- Task goal:
Give a verbatim copy of the lines below, minus the pictures.

- Entries:
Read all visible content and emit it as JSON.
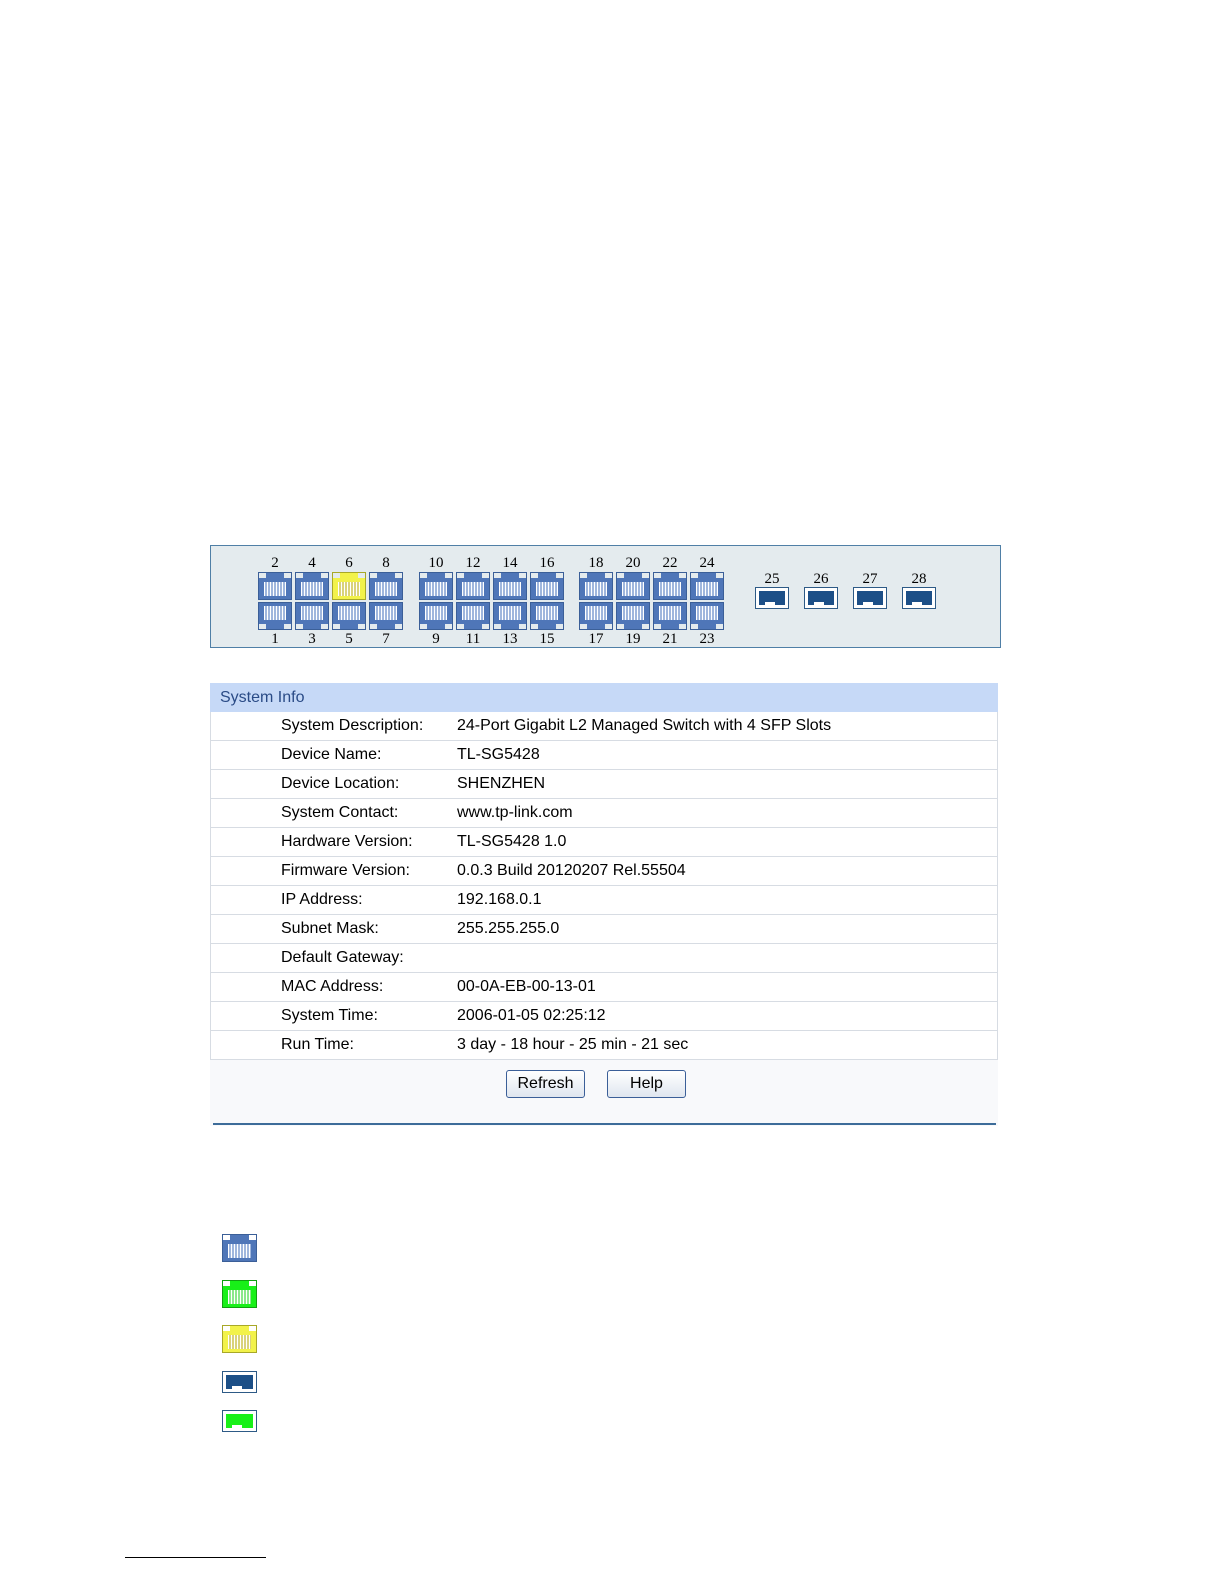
{
  "port_panel": {
    "top_labels": [
      "2",
      "4",
      "6",
      "8",
      "10",
      "12",
      "14",
      "16",
      "18",
      "20",
      "22",
      "24"
    ],
    "bottom_labels": [
      "1",
      "3",
      "5",
      "7",
      "9",
      "11",
      "13",
      "15",
      "17",
      "19",
      "21",
      "23"
    ],
    "sfp_labels": [
      "25",
      "26",
      "27",
      "28"
    ],
    "active_port": "6",
    "colors": {
      "port_blue": "#4f76b8",
      "port_yellow": "#f2f24a",
      "port_green": "#18f018",
      "sfp_blue": "#1c4f87"
    }
  },
  "system_info": {
    "header": "System Info",
    "rows": [
      {
        "label": "System Description:",
        "value": "24-Port Gigabit L2 Managed Switch with 4 SFP Slots"
      },
      {
        "label": "Device Name:",
        "value": "TL-SG5428"
      },
      {
        "label": "Device Location:",
        "value": "SHENZHEN"
      },
      {
        "label": "System Contact:",
        "value": "www.tp-link.com"
      },
      {
        "label": "Hardware Version:",
        "value": "TL-SG5428 1.0"
      },
      {
        "label": "Firmware Version:",
        "value": "0.0.3 Build 20120207 Rel.55504"
      },
      {
        "label": "IP Address:",
        "value": "192.168.0.1"
      },
      {
        "label": "Subnet Mask:",
        "value": "255.255.255.0"
      },
      {
        "label": "Default Gateway:",
        "value": ""
      },
      {
        "label": "MAC Address:",
        "value": "00-0A-EB-00-13-01"
      },
      {
        "label": "System Time:",
        "value": "2006-01-05 02:25:12"
      },
      {
        "label": "Run Time:",
        "value": "3 day - 18 hour - 25 min - 21 sec"
      }
    ],
    "buttons": {
      "refresh": "Refresh",
      "help": "Help"
    }
  },
  "legend": {
    "icons": [
      "rj45-port-blue-icon",
      "rj45-port-green-icon",
      "rj45-port-yellow-icon",
      "sfp-port-blue-icon",
      "sfp-port-green-icon"
    ]
  }
}
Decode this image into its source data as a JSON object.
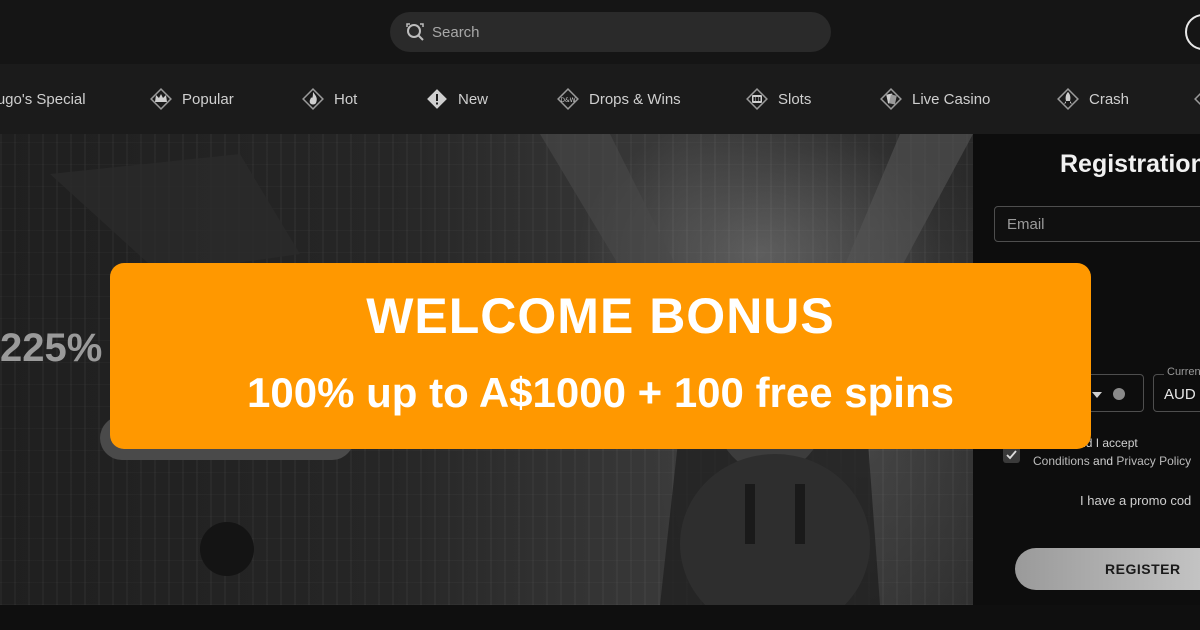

- Task result:
Read all visible content and emit it as JSON.
{
  "port_panel": {
    "top_labels": [
      "2",
      "4",
      "6",
      "8",
      "10",
      "12",
      "14",
      "16",
      "18",
      "20",
      "22",
      "24"
    ],
    "bottom_labels": [
      "1",
      "3",
      "5",
      "7",
      "9",
      "11",
      "13",
      "15",
      "17",
      "19",
      "21",
      "23"
    ],
    "sfp_labels": [
      "25",
      "26",
      "27",
      "28"
    ],
    "active_port": "6",
    "colors": {
      "port_blue": "#4f76b8",
      "port_yellow": "#f2f24a",
      "port_green": "#18f018",
      "sfp_blue": "#1c4f87"
    }
  },
  "system_info": {
    "header": "System Info",
    "rows": [
      {
        "label": "System Description:",
        "value": "24-Port Gigabit L2 Managed Switch with 4 SFP Slots"
      },
      {
        "label": "Device Name:",
        "value": "TL-SG5428"
      },
      {
        "label": "Device Location:",
        "value": "SHENZHEN"
      },
      {
        "label": "System Contact:",
        "value": "www.tp-link.com"
      },
      {
        "label": "Hardware Version:",
        "value": "TL-SG5428 1.0"
      },
      {
        "label": "Firmware Version:",
        "value": "0.0.3 Build 20120207 Rel.55504"
      },
      {
        "label": "IP Address:",
        "value": "192.168.0.1"
      },
      {
        "label": "Subnet Mask:",
        "value": "255.255.255.0"
      },
      {
        "label": "Default Gateway:",
        "value": ""
      },
      {
        "label": "MAC Address:",
        "value": "00-0A-EB-00-13-01"
      },
      {
        "label": "System Time:",
        "value": "2006-01-05 02:25:12"
      },
      {
        "label": "Run Time:",
        "value": "3 day - 18 hour - 25 min - 21 sec"
      }
    ],
    "buttons": {
      "refresh": "Refresh",
      "help": "Help"
    }
  },
  "legend": {
    "icons": [
      "rj45-port-blue-icon",
      "rj45-port-green-icon",
      "rj45-port-yellow-icon",
      "sfp-port-blue-icon",
      "sfp-port-green-icon"
    ]
  }
}
Decode this image into its source data as a JSON object.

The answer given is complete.